# EXERCISE PROMPT
In the entries below, find every line with "powrotu" and copy it.

# INPUT DATA

==============================

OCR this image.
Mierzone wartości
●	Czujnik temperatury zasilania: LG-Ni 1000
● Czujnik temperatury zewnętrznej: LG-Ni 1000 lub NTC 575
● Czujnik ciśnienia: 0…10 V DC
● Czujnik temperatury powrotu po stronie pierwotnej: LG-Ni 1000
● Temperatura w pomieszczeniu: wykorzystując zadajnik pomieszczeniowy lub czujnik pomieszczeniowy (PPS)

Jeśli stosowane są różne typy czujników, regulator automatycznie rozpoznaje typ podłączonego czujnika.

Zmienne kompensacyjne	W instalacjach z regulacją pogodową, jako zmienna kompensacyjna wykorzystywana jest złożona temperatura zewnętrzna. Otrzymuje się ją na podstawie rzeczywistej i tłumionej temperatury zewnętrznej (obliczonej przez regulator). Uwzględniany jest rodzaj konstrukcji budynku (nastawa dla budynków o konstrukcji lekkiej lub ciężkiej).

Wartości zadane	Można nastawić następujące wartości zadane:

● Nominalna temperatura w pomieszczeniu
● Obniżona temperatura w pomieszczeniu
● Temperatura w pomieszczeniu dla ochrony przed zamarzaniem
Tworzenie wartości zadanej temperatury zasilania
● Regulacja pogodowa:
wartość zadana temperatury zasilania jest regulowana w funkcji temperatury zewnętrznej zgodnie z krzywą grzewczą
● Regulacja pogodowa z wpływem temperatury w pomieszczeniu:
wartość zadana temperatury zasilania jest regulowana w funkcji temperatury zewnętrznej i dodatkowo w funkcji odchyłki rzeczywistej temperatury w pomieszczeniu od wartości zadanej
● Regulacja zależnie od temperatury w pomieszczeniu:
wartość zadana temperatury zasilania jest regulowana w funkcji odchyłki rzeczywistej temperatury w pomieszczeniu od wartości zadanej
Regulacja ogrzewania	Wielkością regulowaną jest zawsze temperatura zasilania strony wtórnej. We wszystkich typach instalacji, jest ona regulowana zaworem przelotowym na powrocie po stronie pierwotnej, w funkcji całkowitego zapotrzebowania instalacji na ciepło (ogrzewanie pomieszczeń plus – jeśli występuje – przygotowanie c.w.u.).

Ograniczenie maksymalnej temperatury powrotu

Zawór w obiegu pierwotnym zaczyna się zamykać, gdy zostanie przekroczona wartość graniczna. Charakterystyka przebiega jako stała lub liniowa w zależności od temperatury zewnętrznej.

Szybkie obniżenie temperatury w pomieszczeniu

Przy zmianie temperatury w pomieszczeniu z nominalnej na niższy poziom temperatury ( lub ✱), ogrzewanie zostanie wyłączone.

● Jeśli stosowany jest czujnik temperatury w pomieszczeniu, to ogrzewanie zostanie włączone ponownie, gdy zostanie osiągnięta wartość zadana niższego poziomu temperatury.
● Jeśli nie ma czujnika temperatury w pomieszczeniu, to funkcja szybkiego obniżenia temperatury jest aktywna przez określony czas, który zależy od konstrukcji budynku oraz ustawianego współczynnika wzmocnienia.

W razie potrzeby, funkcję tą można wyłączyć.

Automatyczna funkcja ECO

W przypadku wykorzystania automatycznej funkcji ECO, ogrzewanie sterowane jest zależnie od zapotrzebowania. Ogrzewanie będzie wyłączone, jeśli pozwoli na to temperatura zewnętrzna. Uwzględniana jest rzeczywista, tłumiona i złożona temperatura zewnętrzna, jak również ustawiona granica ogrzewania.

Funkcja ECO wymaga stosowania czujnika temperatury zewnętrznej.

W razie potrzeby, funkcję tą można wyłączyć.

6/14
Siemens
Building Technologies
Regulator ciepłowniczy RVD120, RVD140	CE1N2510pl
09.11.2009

==============================

# FINAL RESULT
● Czujnik temperatury powrotu po stronie pierwotnej: LG-Ni 1000
Ograniczenie maksymalnej temperatury powrotu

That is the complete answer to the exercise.